┌────────

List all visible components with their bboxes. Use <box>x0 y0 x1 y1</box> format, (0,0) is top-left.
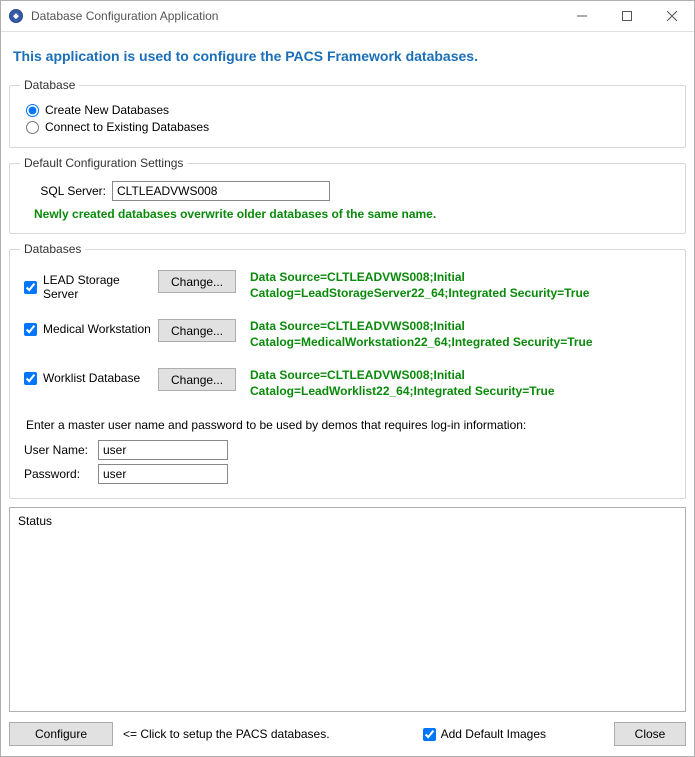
db-row-storage: LEAD Storage Server Change... Data Sourc… <box>20 270 675 301</box>
titlebar: ◆ Database Configuration Application <box>1 1 694 32</box>
maximize-button[interactable] <box>604 2 649 31</box>
status-box: Status <box>9 507 686 712</box>
status-label: Status <box>18 514 52 528</box>
window-title: Database Configuration Application <box>31 9 559 23</box>
db-check-storage[interactable]: LEAD Storage Server <box>20 270 158 301</box>
minimize-icon <box>577 11 587 21</box>
radio-create-label: Create New Databases <box>45 103 169 117</box>
db-check-medical[interactable]: Medical Workstation <box>20 319 158 336</box>
radio-create-row[interactable]: Create New Databases <box>26 103 675 117</box>
maximize-icon <box>622 11 632 21</box>
checkbox-storage[interactable] <box>24 281 37 294</box>
db-row-worklist: Worklist Database Change... Data Source=… <box>20 368 675 399</box>
config-legend: Default Configuration Settings <box>20 156 187 170</box>
checkbox-worklist[interactable] <box>24 372 37 385</box>
config-group: Default Configuration Settings SQL Serve… <box>9 156 686 234</box>
minimize-button[interactable] <box>559 2 604 31</box>
close-button-footer[interactable]: Close <box>614 722 686 746</box>
db-conn-medical: Data Source=CLTLEADVWS008;Initial Catalo… <box>246 319 675 350</box>
add-images-check-row[interactable]: Add Default Images <box>423 727 546 741</box>
checkbox-medical[interactable] <box>24 323 37 336</box>
footer: Configure <= Click to setup the PACS dat… <box>9 718 686 748</box>
headline-text: This application is used to configure th… <box>13 48 686 64</box>
password-label: Password: <box>24 467 98 481</box>
username-label: User Name: <box>24 443 98 457</box>
db-label-medical: Medical Workstation <box>43 322 151 336</box>
db-label-worklist: Worklist Database <box>43 371 140 385</box>
db-conn-worklist: Data Source=CLTLEADVWS008;Initial Catalo… <box>246 368 675 399</box>
db-row-medical: Medical Workstation Change... Data Sourc… <box>20 319 675 350</box>
configure-button[interactable]: Configure <box>9 722 113 746</box>
db-label-storage: LEAD Storage Server <box>43 273 158 301</box>
radio-connect-label: Connect to Existing Databases <box>45 120 209 134</box>
content-area: This application is used to configure th… <box>1 32 694 756</box>
password-input[interactable] <box>98 464 228 484</box>
databases-legend: Databases <box>20 242 85 256</box>
change-button-storage[interactable]: Change... <box>158 270 236 293</box>
radio-connect-row[interactable]: Connect to Existing Databases <box>26 120 675 134</box>
footer-hint: <= Click to setup the PACS databases. <box>123 727 330 741</box>
change-button-worklist[interactable]: Change... <box>158 368 236 391</box>
app-icon: ◆ <box>8 8 24 24</box>
db-conn-storage: Data Source=CLTLEADVWS008;Initial Catalo… <box>246 270 675 301</box>
radio-connect[interactable] <box>26 121 39 134</box>
add-images-checkbox[interactable] <box>423 728 436 741</box>
master-note: Enter a master user name and password to… <box>26 418 675 432</box>
radio-create[interactable] <box>26 104 39 117</box>
close-icon <box>667 11 677 21</box>
databases-group: Databases LEAD Storage Server Change... … <box>9 242 686 499</box>
overwrite-note: Newly created databases overwrite older … <box>34 207 675 221</box>
close-button[interactable] <box>649 2 694 31</box>
sql-server-label: SQL Server: <box>20 184 112 198</box>
add-images-label: Add Default Images <box>441 727 546 741</box>
database-group: Database Create New Databases Connect to… <box>9 78 686 148</box>
sql-server-input[interactable] <box>112 181 330 201</box>
window-controls <box>559 2 694 31</box>
database-legend: Database <box>20 78 79 92</box>
db-check-worklist[interactable]: Worklist Database <box>20 368 158 385</box>
change-button-medical[interactable]: Change... <box>158 319 236 342</box>
username-input[interactable] <box>98 440 228 460</box>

└────────

DIRECTIVE: Please copy out every line of the item above word for word, leaving out the picture.

ANSWER TO THIS EXERCISE:
List all visible components with their bboxes. Use <box>x0 y0 x1 y1</box> format, (0,0) is top-left.
db-row-storage: LEAD Storage Server Change... Data Sourc… <box>20 270 675 301</box>
titlebar: ◆ Database Configuration Application <box>1 1 694 32</box>
maximize-button[interactable] <box>604 2 649 31</box>
status-box: Status <box>9 507 686 712</box>
status-label: Status <box>18 514 52 528</box>
window-title: Database Configuration Application <box>31 9 559 23</box>
db-check-storage[interactable]: LEAD Storage Server <box>20 270 158 301</box>
minimize-icon <box>577 11 587 21</box>
radio-create-label: Create New Databases <box>45 103 169 117</box>
db-check-medical[interactable]: Medical Workstation <box>20 319 158 336</box>
radio-create-row[interactable]: Create New Databases <box>26 103 675 117</box>
maximize-icon <box>622 11 632 21</box>
checkbox-storage[interactable] <box>24 281 37 294</box>
db-row-worklist: Worklist Database Change... Data Source=… <box>20 368 675 399</box>
config-legend: Default Configuration Settings <box>20 156 187 170</box>
checkbox-worklist[interactable] <box>24 372 37 385</box>
config-group: Default Configuration Settings SQL Serve… <box>9 156 686 234</box>
minimize-button[interactable] <box>559 2 604 31</box>
close-button-footer[interactable]: Close <box>614 722 686 746</box>
db-conn-medical: Data Source=CLTLEADVWS008;Initial Catalo… <box>246 319 675 350</box>
add-images-check-row[interactable]: Add Default Images <box>423 727 546 741</box>
checkbox-medical[interactable] <box>24 323 37 336</box>
footer: Configure <= Click to setup the PACS dat… <box>9 718 686 748</box>
headline-text: This application is used to configure th… <box>13 48 686 64</box>
password-label: Password: <box>24 467 98 481</box>
username-label: User Name: <box>24 443 98 457</box>
db-label-medical: Medical Workstation <box>43 322 151 336</box>
db-label-worklist: Worklist Database <box>43 371 140 385</box>
db-conn-worklist: Data Source=CLTLEADVWS008;Initial Catalo… <box>246 368 675 399</box>
db-row-medical: Medical Workstation Change... Data Sourc… <box>20 319 675 350</box>
configure-button[interactable]: Configure <box>9 722 113 746</box>
db-label-storage: LEAD Storage Server <box>43 273 158 301</box>
radio-connect-label: Connect to Existing Databases <box>45 120 209 134</box>
content-area: This application is used to configure th… <box>1 32 694 756</box>
password-input[interactable] <box>98 464 228 484</box>
databases-legend: Databases <box>20 242 85 256</box>
change-button-storage[interactable]: Change... <box>158 270 236 293</box>
radio-connect-row[interactable]: Connect to Existing Databases <box>26 120 675 134</box>
footer-hint: <= Click to setup the PACS databases. <box>123 727 330 741</box>
change-button-worklist[interactable]: Change... <box>158 368 236 391</box>
app-icon: ◆ <box>8 8 24 24</box>
db-conn-storage: Data Source=CLTLEADVWS008;Initial Catalo… <box>246 270 675 301</box>
radio-connect[interactable] <box>26 121 39 134</box>
add-images-checkbox[interactable] <box>423 728 436 741</box>
master-note: Enter a master user name and password to… <box>26 418 675 432</box>
radio-create[interactable] <box>26 104 39 117</box>
close-icon <box>667 11 677 21</box>
databases-group: Databases LEAD Storage Server Change... … <box>9 242 686 499</box>
overwrite-note: Newly created databases overwrite older … <box>34 207 675 221</box>
close-button[interactable] <box>649 2 694 31</box>
sql-server-label: SQL Server: <box>20 184 112 198</box>
add-images-label: Add Default Images <box>441 727 546 741</box>
database-group: Database Create New Databases Connect to… <box>9 78 686 148</box>
sql-server-input[interactable] <box>112 181 330 201</box>
window-controls <box>559 2 694 31</box>
database-legend: Database <box>20 78 79 92</box>
db-check-worklist[interactable]: Worklist Database <box>20 368 158 385</box>
change-button-medical[interactable]: Change... <box>158 319 236 342</box>
username-input[interactable] <box>98 440 228 460</box>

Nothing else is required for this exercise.